What to work on: Pull out all lines from the listing below in which the word "SharePoint" appears.

Data excerpts:
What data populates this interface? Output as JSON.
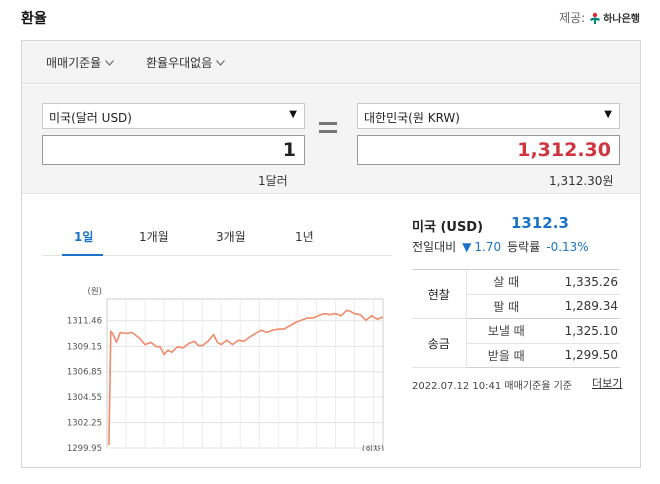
{
  "header": {
    "title": "환율",
    "provider_label": "제공:",
    "provider_name": "하나은행"
  },
  "filters": [
    {
      "label": "매매기준율",
      "icon": "chevron-down-icon"
    },
    {
      "label": "환율우대없음",
      "icon": "chevron-down-icon"
    }
  ],
  "converter": {
    "from_currency": "미국(달러 USD)",
    "from_amount": "1",
    "from_unit": "1달러",
    "to_currency": "대한민국(원 KRW)",
    "to_amount": "1,312.30",
    "to_unit": "1,312.30원",
    "to_amount_color": "#d0343e"
  },
  "tabs": [
    {
      "label": "1일",
      "active": true
    },
    {
      "label": "1개월",
      "active": false
    },
    {
      "label": "3개월",
      "active": false
    },
    {
      "label": "1년",
      "active": false
    }
  ],
  "quote": {
    "name": "미국 (USD)",
    "price": "1312.3",
    "change_label": "전일대비",
    "change_value": "1.70",
    "rate_label": "등락률",
    "rate_value": "-0.13%",
    "direction": "down"
  },
  "rates": {
    "cash_label": "현찰",
    "buy_label": "살 때",
    "buy_value": "1,335.26",
    "sell_label": "팔 때",
    "sell_value": "1,289.34",
    "remit_label": "송금",
    "send_label": "보낼 때",
    "send_value": "1,325.10",
    "receive_label": "받을 때",
    "receive_value": "1,299.50"
  },
  "footer": {
    "timestamp": "2022.07.12 10:41 매매기준율 기준",
    "more_label": "더보기"
  },
  "chart_data": {
    "type": "line",
    "ylabel": "(원)",
    "xlabel": "(회차)",
    "ylim": [
      1299.95,
      1312.7
    ],
    "xlim": [
      0,
      145
    ],
    "yticks": [
      "1311.46",
      "1309.15",
      "1306.85",
      "1304.55",
      "1302.25",
      "1299.95"
    ],
    "ytick_values": [
      1311.46,
      1309.15,
      1306.85,
      1304.55,
      1302.25,
      1299.95
    ],
    "xticks": [
      10,
      20,
      30,
      40,
      50,
      60,
      70,
      80,
      90,
      100,
      110,
      120,
      130,
      140
    ],
    "grid": true,
    "line_color": "#f08a6a",
    "x": [
      1,
      2,
      3,
      5,
      7,
      10,
      13,
      17,
      20,
      23,
      26,
      28,
      30,
      32,
      34,
      37,
      40,
      43,
      46,
      48,
      50,
      53,
      56,
      58,
      60,
      63,
      66,
      69,
      72,
      75,
      78,
      81,
      84,
      87,
      90,
      93,
      96,
      99,
      102,
      105,
      108,
      111,
      114,
      117,
      120,
      123,
      126,
      128,
      130,
      133,
      136,
      139,
      142,
      145
    ],
    "values": [
      1300.2,
      1310.5,
      1310.3,
      1309.5,
      1310.4,
      1310.3,
      1310.4,
      1309.9,
      1309.3,
      1309.5,
      1309.1,
      1309.1,
      1308.4,
      1308.8,
      1308.6,
      1309.1,
      1309.0,
      1309.4,
      1309.6,
      1309.2,
      1309.2,
      1309.6,
      1310.2,
      1309.5,
      1309.3,
      1309.7,
      1309.3,
      1309.7,
      1309.6,
      1310.0,
      1310.3,
      1310.6,
      1310.4,
      1310.6,
      1310.7,
      1310.7,
      1311.0,
      1311.3,
      1311.5,
      1311.7,
      1311.7,
      1311.9,
      1312.1,
      1312.0,
      1312.1,
      1311.9,
      1312.4,
      1312.3,
      1312.1,
      1312.0,
      1311.5,
      1311.9,
      1311.6,
      1311.8
    ]
  }
}
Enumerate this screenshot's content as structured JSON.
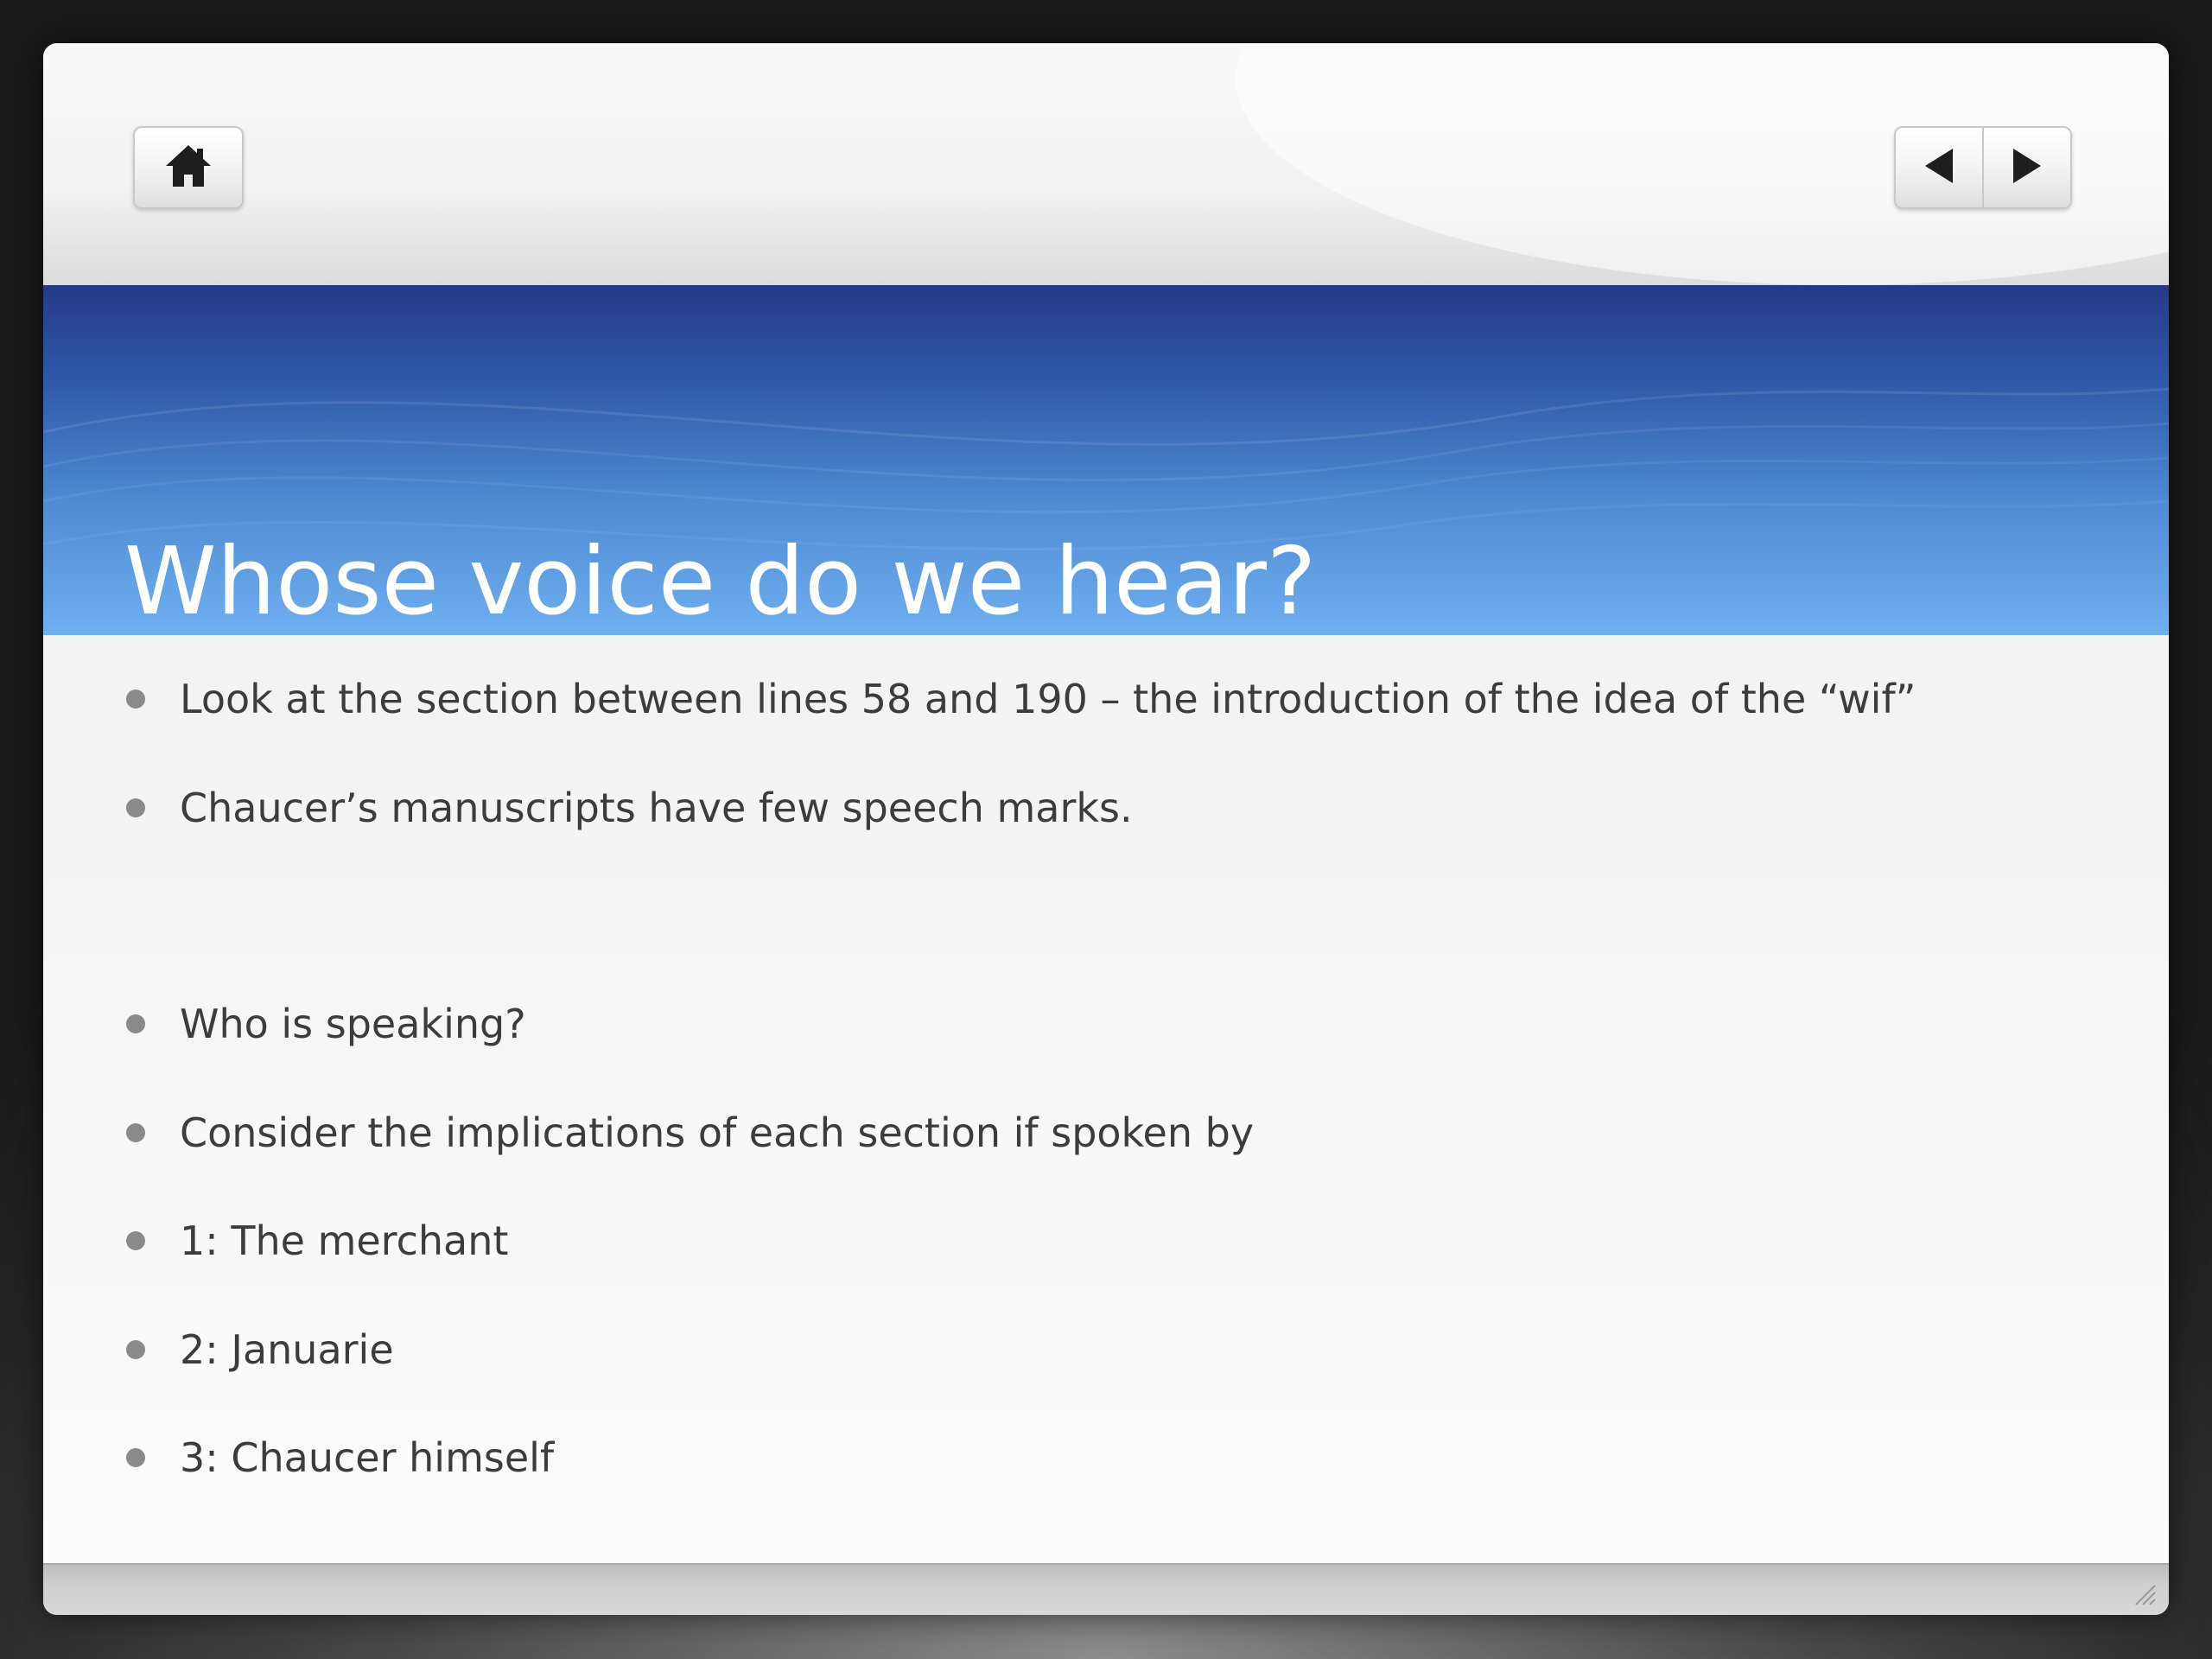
{
  "slide": {
    "title": "Whose voice do we hear?",
    "bullets": [
      "Look at the section between lines 58 and 190 – the introduction of the idea of the “wif”",
      "Chaucer’s manuscripts have few speech marks.",
      "Who is speaking?",
      "Consider the implications of each section if spoken by",
      "1: The merchant",
      "2: Januarie",
      "3: Chaucer himself"
    ]
  },
  "controls": {
    "home_icon": "home-icon",
    "prev_icon": "triangle-left-icon",
    "next_icon": "triangle-right-icon"
  },
  "colors": {
    "title_band_top": "#243a86",
    "title_band_bottom": "#6fb0f0",
    "title_text": "#ffffff",
    "body_text": "#3c3c3c",
    "bullet": "#8a8a8a"
  }
}
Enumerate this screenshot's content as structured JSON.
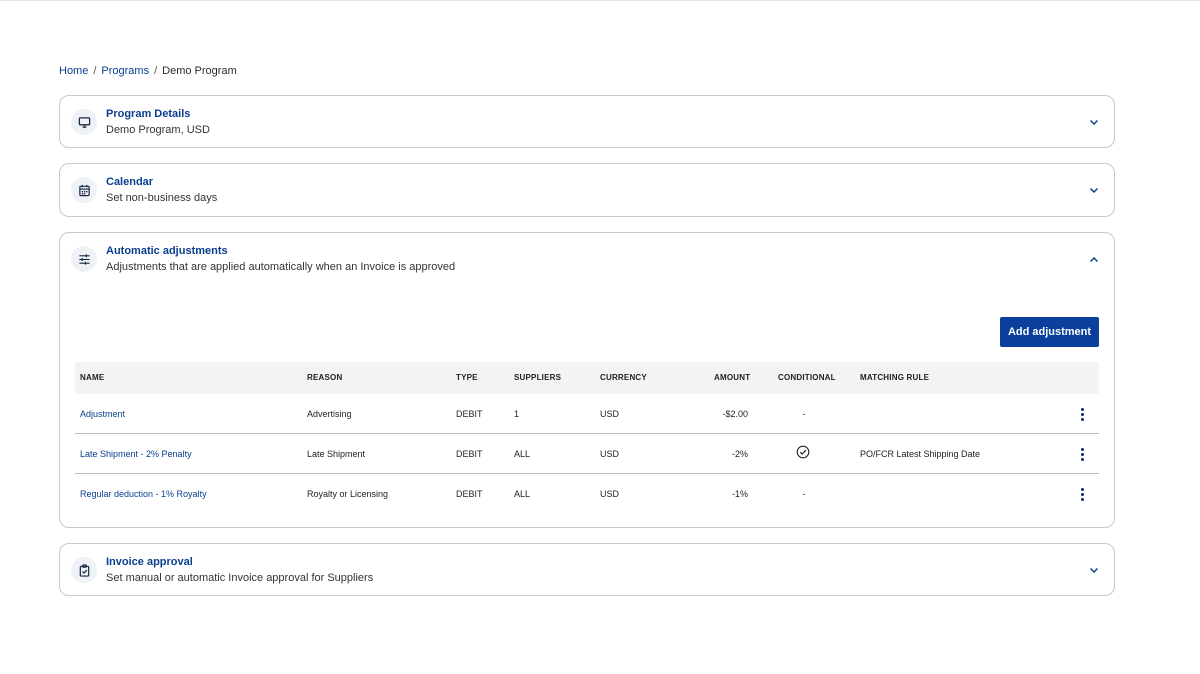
{
  "breadcrumb": {
    "items": [
      "Home",
      "Programs",
      "Demo Program"
    ],
    "separator": "/"
  },
  "sections": {
    "details": {
      "title": "Program Details",
      "subtitle": "Demo Program, USD",
      "icon": "monitor-icon",
      "expanded": false
    },
    "calendar": {
      "title": "Calendar",
      "subtitle": "Set non-business days",
      "icon": "calendar-icon",
      "expanded": false
    },
    "auto": {
      "title": "Automatic adjustments",
      "subtitle": "Adjustments that are applied automatically when an Invoice is approved",
      "icon": "sliders-icon",
      "expanded": true,
      "add_button": "Add adjustment"
    },
    "invoice": {
      "title": "Invoice approval",
      "subtitle": "Set manual or automatic Invoice approval for Suppliers",
      "icon": "clipboard-check-icon",
      "expanded": false
    }
  },
  "table": {
    "headers": {
      "name": "NAME",
      "reason": "REASON",
      "type": "TYPE",
      "suppliers": "SUPPLIERS",
      "currency": "CURRENCY",
      "amount": "AMOUNT",
      "conditional": "CONDITIONAL",
      "matching_rule": "MATCHING RULE"
    },
    "rows": [
      {
        "name": "Adjustment",
        "reason": "Advertising",
        "type": "DEBIT",
        "suppliers": "1",
        "currency": "USD",
        "amount": "-$2.00",
        "conditional": "-",
        "matching_rule": ""
      },
      {
        "name": "Late Shipment - 2% Penalty",
        "reason": "Late Shipment",
        "type": "DEBIT",
        "suppliers": "ALL",
        "currency": "USD",
        "amount": "-2%",
        "conditional": "check",
        "matching_rule": "PO/FCR Latest Shipping Date"
      },
      {
        "name": "Regular deduction - 1% Royalty",
        "reason": "Royalty or Licensing",
        "type": "DEBIT",
        "suppliers": "ALL",
        "currency": "USD",
        "amount": "-1%",
        "conditional": "-",
        "matching_rule": ""
      }
    ]
  },
  "colors": {
    "accent": "#0a3f8f",
    "button": "#0a3f9c",
    "header_bg": "#f3f3f3",
    "border": "#c9c9c9"
  }
}
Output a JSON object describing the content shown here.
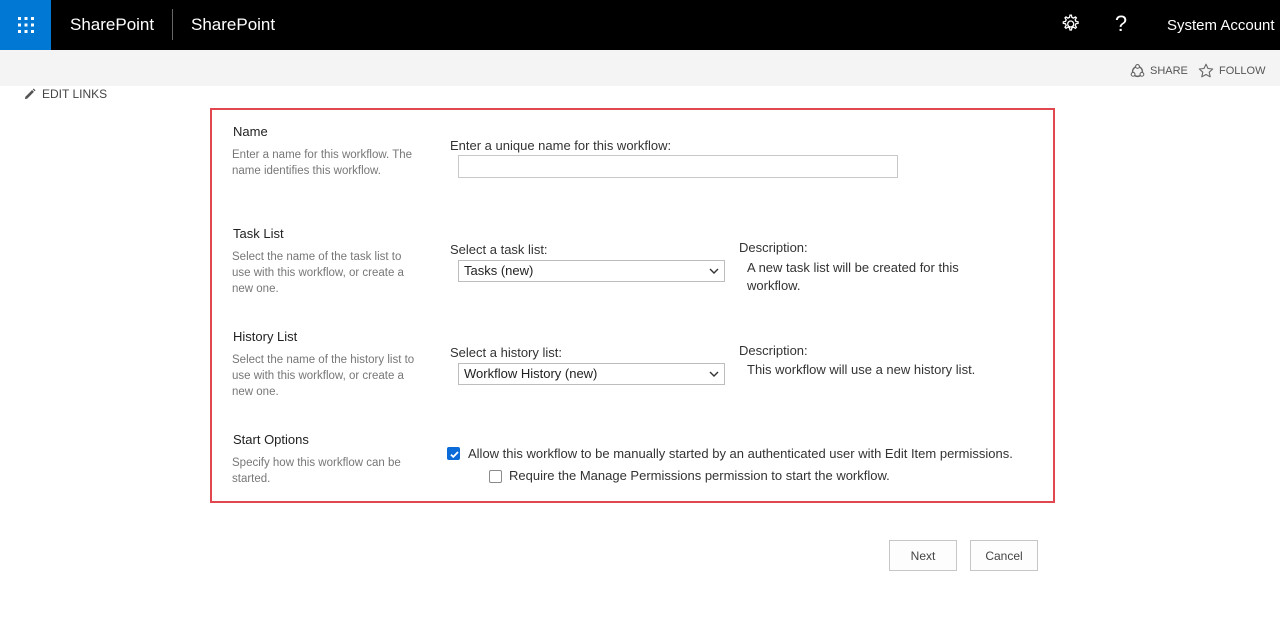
{
  "suite_bar": {
    "app_launcher_icon": "waffle-icon",
    "brand": "SharePoint",
    "site_name": "SharePoint",
    "settings_icon": "gear-icon",
    "help_label": "?",
    "account_name": "System Account",
    "colors": {
      "bar": "#000000",
      "launcher": "#0078d4"
    }
  },
  "actions": {
    "share": "SHARE",
    "follow": "FOLLOW",
    "edit_links": "EDIT LINKS"
  },
  "form": {
    "border_color": "#e0474f",
    "name_section": {
      "title": "Name",
      "description": "Enter a name for this workflow. The name identifies this workflow.",
      "field_label": "Enter a unique name for this workflow:",
      "value": ""
    },
    "task_section": {
      "title": "Task List",
      "description": "Select the name of the task list to use with this workflow, or create a new one.",
      "select_label": "Select a task list:",
      "selected": "Tasks (new)",
      "desc_label": "Description:",
      "desc_text": "A new task list will be created for this workflow."
    },
    "history_section": {
      "title": "History List",
      "description": "Select the name of the history list to use with this workflow, or create a new one.",
      "select_label": "Select a history list:",
      "selected": "Workflow History (new)",
      "desc_label": "Description:",
      "desc_text": "This workflow will use a new history list."
    },
    "start_section": {
      "title": "Start Options",
      "description": "Specify how this workflow can be started.",
      "allow_manual_label": "Allow this workflow to be manually started by an authenticated user with Edit Item permissions.",
      "allow_manual_checked": true,
      "require_manage_label": "Require the Manage Permissions permission to start the workflow.",
      "require_manage_checked": false
    }
  },
  "buttons": {
    "next": "Next",
    "cancel": "Cancel"
  }
}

Response to the task:
    "brand": "SharePoint",
    "site_name": "SharePoint",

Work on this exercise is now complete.